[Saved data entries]
(begin)

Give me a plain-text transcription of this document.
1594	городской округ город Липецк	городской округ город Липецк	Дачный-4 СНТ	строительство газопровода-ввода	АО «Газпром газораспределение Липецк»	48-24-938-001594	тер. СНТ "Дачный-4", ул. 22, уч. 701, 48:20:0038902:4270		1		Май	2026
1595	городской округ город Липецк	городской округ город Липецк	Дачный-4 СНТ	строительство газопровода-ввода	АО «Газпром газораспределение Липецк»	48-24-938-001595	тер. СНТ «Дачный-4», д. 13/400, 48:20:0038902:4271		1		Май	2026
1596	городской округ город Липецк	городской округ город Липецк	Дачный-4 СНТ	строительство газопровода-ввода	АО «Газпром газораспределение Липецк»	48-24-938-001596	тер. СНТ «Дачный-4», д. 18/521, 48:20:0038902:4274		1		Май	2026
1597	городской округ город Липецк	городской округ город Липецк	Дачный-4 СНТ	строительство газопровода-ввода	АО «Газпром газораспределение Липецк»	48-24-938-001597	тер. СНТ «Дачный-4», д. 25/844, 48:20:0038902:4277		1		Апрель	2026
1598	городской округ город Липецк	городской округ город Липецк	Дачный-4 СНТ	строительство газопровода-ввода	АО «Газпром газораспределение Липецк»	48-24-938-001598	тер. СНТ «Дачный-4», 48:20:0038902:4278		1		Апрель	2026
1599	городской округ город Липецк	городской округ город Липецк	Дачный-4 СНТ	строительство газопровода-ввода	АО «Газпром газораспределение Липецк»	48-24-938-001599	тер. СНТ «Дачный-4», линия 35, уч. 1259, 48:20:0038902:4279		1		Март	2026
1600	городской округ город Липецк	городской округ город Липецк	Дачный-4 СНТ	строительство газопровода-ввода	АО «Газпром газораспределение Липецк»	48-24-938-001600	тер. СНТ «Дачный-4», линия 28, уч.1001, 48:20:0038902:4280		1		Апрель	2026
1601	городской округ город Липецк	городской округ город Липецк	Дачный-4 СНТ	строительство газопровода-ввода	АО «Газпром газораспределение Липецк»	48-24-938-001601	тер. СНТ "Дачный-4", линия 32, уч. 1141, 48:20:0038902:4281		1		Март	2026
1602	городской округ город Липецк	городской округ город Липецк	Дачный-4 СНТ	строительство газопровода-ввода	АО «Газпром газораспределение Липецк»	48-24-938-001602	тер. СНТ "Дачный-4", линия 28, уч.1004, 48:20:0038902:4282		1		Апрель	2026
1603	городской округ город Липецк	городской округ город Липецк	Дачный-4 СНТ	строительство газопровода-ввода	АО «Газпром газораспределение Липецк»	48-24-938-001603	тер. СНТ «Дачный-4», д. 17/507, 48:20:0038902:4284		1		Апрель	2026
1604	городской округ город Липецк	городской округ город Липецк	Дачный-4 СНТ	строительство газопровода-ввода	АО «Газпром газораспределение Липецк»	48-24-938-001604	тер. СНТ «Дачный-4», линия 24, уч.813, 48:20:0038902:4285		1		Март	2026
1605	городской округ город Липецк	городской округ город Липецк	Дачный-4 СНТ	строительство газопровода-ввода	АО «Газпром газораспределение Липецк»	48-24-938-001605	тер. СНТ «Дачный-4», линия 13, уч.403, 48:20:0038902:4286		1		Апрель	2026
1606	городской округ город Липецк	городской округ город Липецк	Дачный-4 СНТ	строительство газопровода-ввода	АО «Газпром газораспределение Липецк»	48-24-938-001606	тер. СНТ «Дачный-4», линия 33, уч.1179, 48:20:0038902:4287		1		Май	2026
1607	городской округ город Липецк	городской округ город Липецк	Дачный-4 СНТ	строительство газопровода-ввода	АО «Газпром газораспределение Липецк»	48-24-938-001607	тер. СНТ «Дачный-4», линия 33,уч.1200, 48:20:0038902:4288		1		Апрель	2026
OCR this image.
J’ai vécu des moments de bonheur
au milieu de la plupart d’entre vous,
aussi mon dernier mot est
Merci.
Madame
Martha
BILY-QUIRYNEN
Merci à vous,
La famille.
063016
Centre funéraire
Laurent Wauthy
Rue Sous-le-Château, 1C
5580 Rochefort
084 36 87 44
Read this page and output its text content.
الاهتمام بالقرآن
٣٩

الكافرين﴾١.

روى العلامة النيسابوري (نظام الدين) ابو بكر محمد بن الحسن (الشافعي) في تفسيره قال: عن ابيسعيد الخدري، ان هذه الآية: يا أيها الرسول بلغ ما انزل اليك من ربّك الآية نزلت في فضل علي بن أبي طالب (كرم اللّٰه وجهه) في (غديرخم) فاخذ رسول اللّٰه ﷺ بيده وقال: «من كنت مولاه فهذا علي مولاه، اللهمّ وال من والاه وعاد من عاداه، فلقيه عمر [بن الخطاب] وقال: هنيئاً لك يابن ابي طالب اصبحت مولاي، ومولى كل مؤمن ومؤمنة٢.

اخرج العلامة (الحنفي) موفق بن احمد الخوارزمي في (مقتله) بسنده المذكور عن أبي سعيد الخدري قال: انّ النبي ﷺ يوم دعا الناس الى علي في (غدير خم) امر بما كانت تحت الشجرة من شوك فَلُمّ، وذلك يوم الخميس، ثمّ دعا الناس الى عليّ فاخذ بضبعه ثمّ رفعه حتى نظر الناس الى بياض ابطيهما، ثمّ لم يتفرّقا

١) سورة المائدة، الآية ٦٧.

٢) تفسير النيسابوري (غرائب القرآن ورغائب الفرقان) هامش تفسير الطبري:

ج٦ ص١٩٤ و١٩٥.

(end)

| SET TASK |
Write out the entries above word for word.

| EXPECTED OUTPUT |
Give me a plain-text transcription of this document.
1594	городской округ город Липецк	городской округ город Липецк	Дачный-4 СНТ	строительство газопровода-ввода	АО «Газпром газораспределение Липецк»	48-24-938-001594	тер. СНТ "Дачный-4", ул. 22, уч. 701, 48:20:0038902:4270		1		Май	2026
1595	городской округ город Липецк	городской округ город Липецк	Дачный-4 СНТ	строительство газопровода-ввода	АО «Газпром газораспределение Липецк»	48-24-938-001595	тер. СНТ «Дачный-4», д. 13/400, 48:20:0038902:4271		1		Май	2026
1596	городской округ город Липецк	городской округ город Липецк	Дачный-4 СНТ	строительство газопровода-ввода	АО «Газпром газораспределение Липецк»	48-24-938-001596	тер. СНТ «Дачный-4», д. 18/521, 48:20:0038902:4274		1		Май	2026
1597	городской округ город Липецк	городской округ город Липецк	Дачный-4 СНТ	строительство газопровода-ввода	АО «Газпром газораспределение Липецк»	48-24-938-001597	тер. СНТ «Дачный-4», д. 25/844, 48:20:0038902:4277		1		Апрель	2026
1598	городской округ город Липецк	городской округ город Липецк	Дачный-4 СНТ	строительство газопровода-ввода	АО «Газпром газораспределение Липецк»	48-24-938-001598	тер. СНТ «Дачный-4», 48:20:0038902:4278		1		Апрель	2026
1599	городской округ город Липецк	городской округ город Липецк	Дачный-4 СНТ	строительство газопровода-ввода	АО «Газпром газораспределение Липецк»	48-24-938-001599	тер. СНТ «Дачный-4», линия 35, уч. 1259, 48:20:0038902:4279		1		Март	2026
1600	городской округ город Липецк	городской округ город Липецк	Дачный-4 СНТ	строительство газопровода-ввода	АО «Газпром газораспределение Липецк»	48-24-938-001600	тер. СНТ «Дачный-4», линия 28, уч.1001, 48:20:0038902:4280		1		Апрель	2026
1601	городской округ город Липецк	городской округ город Липецк	Дачный-4 СНТ	строительство газопровода-ввода	АО «Газпром газораспределение Липецк»	48-24-938-001601	тер. СНТ "Дачный-4", линия 32, уч. 1141, 48:20:0038902:4281		1		Март	2026
1602	городской округ город Липецк	городской округ город Липецк	Дачный-4 СНТ	строительство газопровода-ввода	АО «Газпром газораспределение Липецк»	48-24-938-001602	тер. СНТ "Дачный-4", линия 28, уч.1004, 48:20:0038902:4282		1		Апрель	2026
1603	городской округ город Липецк	городской округ город Липецк	Дачный-4 СНТ	строительство газопровода-ввода	АО «Газпром газораспределение Липецк»	48-24-938-001603	тер. СНТ «Дачный-4», д. 17/507, 48:20:0038902:4284		1		Апрель	2026
1604	городской округ город Липецк	городской округ город Липецк	Дачный-4 СНТ	строительство газопровода-ввода	АО «Газпром газораспределение Липецк»	48-24-938-001604	тер. СНТ «Дачный-4», линия 24, уч.813, 48:20:0038902:4285		1		Март	2026
1605	городской округ город Липецк	городской округ город Липецк	Дачный-4 СНТ	строительство газопровода-ввода	АО «Газпром газораспределение Липецк»	48-24-938-001605	тер. СНТ «Дачный-4», линия 13, уч.403, 48:20:0038902:4286		1		Апрель	2026
1606	городской округ город Липецк	городской округ город Липецк	Дачный-4 СНТ	строительство газопровода-ввода	АО «Газпром газораспределение Липецк»	48-24-938-001606	тер. СНТ «Дачный-4», линия 33, уч.1179, 48:20:0038902:4287		1		Май	2026
1607	городской округ город Липецк	городской округ город Липецк	Дачный-4 СНТ	строительство газопровода-ввода	АО «Газпром газораспределение Липецк»	48-24-938-001607	тер. СНТ «Дачный-4», линия 33,уч.1200, 48:20:0038902:4288		1		Апрель	2026
OCR this image.
J’ai vécu des moments de bonheur
au milieu de la plupart d’entre vous,
aussi mon dernier mot est
Merci.
Madame
Martha
BILY-QUIRYNEN
Merci à vous,
La famille.
063016
Centre funéraire
Laurent Wauthy
Rue Sous-le-Château, 1C
5580 Rochefort
084 36 87 44
Read this page and output its text content.
الاهتمام بالقرآن
٣٩

الكافرين﴾١.

روى العلامة النيسابوري (نظام الدين) ابو بكر محمد بن الحسن (الشافعي) في تفسيره قال: عن ابيسعيد الخدري، ان هذه الآية: يا أيها الرسول بلغ ما انزل اليك من ربّك الآية نزلت في فضل علي بن أبي طالب (كرم اللّٰه وجهه) في (غديرخم) فاخذ رسول اللّٰه ﷺ بيده وقال: «من كنت مولاه فهذا علي مولاه، اللهمّ وال من والاه وعاد من عاداه، فلقيه عمر [بن الخطاب] وقال: هنيئاً لك يابن ابي طالب اصبحت مولاي، ومولى كل مؤمن ومؤمنة٢.

اخرج العلامة (الحنفي) موفق بن احمد الخوارزمي في (مقتله) بسنده المذكور عن أبي سعيد الخدري قال: انّ النبي ﷺ يوم دعا الناس الى علي في (غدير خم) امر بما كانت تحت الشجرة من شوك فَلُمّ، وذلك يوم الخميس، ثمّ دعا الناس الى عليّ فاخذ بضبعه ثمّ رفعه حتى نظر الناس الى بياض ابطيهما، ثمّ لم يتفرّقا

١) سورة المائدة، الآية ٦٧.

٢) تفسير النيسابوري (غرائب القرآن ورغائب الفرقان) هامش تفسير الطبري:

ج٦ ص١٩٤ و١٩٥.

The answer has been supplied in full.